→ What you have to do: Listed below are entries; give the number of lines among them that include "upper", and only that number.

→ Exercise input:

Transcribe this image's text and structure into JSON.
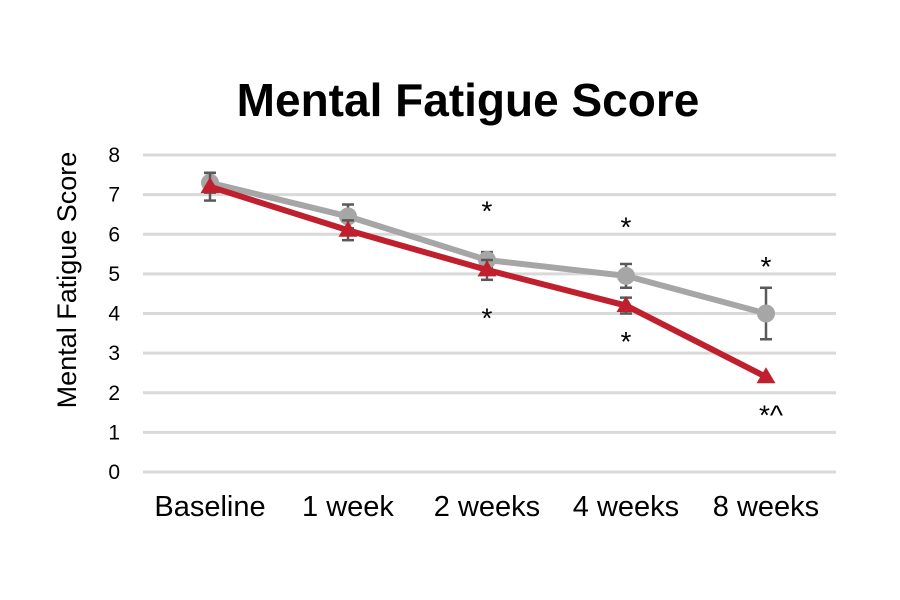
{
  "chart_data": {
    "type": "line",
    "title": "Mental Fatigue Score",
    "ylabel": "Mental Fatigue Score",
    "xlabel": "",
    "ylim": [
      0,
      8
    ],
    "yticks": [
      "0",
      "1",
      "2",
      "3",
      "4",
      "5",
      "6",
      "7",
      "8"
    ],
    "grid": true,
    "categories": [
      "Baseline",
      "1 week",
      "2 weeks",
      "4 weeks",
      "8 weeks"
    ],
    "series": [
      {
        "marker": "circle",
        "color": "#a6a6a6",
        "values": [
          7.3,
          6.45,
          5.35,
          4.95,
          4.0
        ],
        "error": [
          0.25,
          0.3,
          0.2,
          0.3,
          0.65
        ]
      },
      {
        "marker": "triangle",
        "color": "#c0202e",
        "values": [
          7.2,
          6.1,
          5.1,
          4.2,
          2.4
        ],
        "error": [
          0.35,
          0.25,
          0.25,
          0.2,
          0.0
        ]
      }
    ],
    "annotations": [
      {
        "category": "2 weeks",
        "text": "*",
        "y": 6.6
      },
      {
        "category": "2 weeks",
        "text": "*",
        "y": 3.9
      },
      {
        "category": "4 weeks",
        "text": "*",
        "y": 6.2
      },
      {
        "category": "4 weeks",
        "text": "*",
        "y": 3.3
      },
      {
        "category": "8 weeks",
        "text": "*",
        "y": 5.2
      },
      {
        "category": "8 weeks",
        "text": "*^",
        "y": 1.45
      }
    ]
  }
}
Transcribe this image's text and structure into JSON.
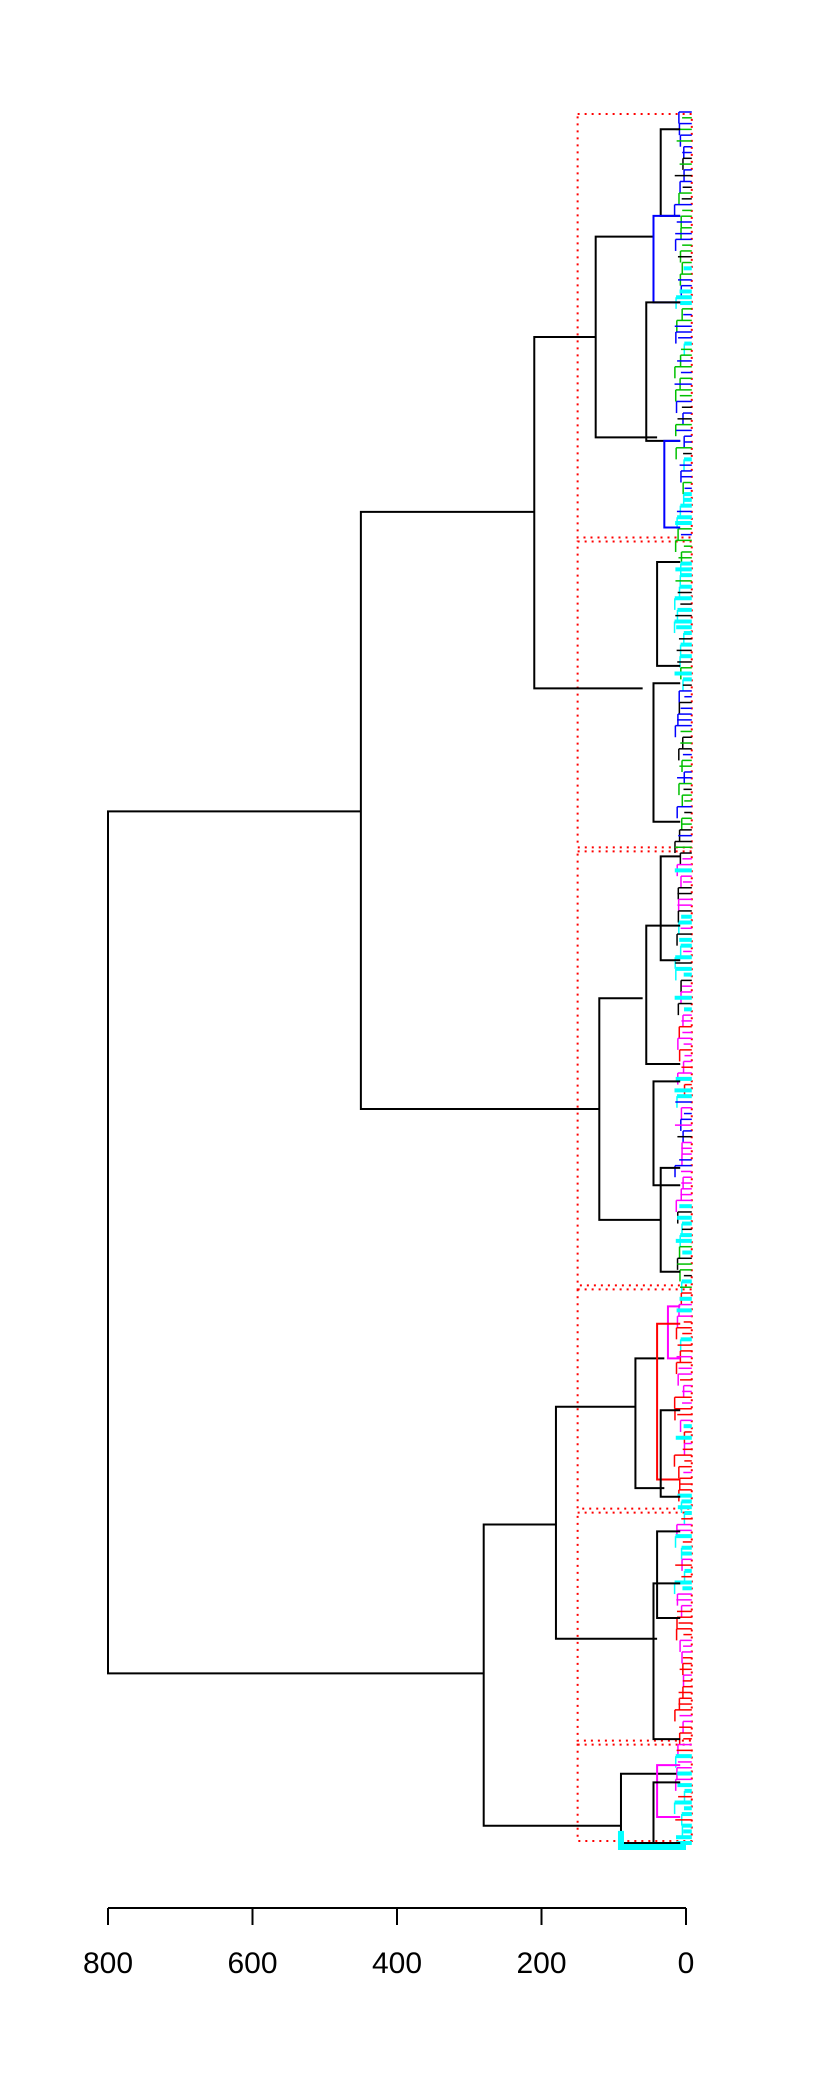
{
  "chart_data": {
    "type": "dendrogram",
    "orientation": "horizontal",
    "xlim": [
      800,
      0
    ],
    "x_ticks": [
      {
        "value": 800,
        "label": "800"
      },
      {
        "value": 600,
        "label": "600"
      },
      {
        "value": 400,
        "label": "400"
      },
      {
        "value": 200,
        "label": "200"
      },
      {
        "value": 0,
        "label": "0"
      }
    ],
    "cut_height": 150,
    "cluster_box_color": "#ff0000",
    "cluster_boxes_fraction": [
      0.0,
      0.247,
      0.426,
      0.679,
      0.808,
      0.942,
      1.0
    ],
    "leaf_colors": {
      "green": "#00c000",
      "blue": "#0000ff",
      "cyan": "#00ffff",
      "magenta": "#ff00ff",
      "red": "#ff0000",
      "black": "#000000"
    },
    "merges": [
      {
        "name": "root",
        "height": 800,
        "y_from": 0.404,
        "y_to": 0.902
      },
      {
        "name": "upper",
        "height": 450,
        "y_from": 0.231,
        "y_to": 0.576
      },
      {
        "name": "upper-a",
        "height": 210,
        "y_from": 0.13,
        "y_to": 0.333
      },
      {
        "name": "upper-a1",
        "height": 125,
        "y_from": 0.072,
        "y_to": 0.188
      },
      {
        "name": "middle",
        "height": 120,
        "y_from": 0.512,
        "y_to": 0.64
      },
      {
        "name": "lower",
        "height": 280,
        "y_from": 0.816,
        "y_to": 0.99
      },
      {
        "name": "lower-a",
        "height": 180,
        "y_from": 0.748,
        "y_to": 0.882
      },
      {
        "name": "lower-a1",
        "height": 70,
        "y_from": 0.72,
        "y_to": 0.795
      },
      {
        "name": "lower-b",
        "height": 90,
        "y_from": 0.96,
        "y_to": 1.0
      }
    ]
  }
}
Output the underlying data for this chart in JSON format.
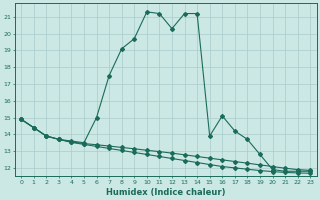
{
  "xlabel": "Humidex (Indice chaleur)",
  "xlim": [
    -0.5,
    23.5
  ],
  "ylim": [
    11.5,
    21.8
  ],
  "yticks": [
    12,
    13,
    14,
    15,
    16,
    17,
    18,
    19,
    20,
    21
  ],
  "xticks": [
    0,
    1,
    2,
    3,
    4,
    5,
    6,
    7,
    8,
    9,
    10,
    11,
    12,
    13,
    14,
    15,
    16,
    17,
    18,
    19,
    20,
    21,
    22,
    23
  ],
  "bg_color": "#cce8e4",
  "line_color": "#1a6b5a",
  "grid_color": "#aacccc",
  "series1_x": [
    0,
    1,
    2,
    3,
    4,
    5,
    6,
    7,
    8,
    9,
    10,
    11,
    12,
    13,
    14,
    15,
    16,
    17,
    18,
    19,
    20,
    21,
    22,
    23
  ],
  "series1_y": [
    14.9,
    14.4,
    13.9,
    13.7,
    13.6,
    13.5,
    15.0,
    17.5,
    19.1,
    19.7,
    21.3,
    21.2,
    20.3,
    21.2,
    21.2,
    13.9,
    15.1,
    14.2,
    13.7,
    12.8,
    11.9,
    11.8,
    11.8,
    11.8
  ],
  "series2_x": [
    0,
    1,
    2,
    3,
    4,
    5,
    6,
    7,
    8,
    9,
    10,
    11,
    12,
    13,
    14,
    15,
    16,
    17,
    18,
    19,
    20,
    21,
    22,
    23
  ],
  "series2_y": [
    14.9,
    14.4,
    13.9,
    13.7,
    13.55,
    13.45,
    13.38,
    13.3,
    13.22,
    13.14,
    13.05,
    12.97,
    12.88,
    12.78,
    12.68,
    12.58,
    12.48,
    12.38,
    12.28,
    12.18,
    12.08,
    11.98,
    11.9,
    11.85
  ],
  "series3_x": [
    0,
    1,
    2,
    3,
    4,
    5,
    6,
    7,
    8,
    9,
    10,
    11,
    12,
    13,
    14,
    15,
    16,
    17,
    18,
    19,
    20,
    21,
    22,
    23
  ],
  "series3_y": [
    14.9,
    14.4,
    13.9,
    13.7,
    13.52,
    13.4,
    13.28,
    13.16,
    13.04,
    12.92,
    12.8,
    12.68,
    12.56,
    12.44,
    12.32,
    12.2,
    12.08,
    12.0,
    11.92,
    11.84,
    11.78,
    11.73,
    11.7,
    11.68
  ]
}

→ Result for this exercise: 3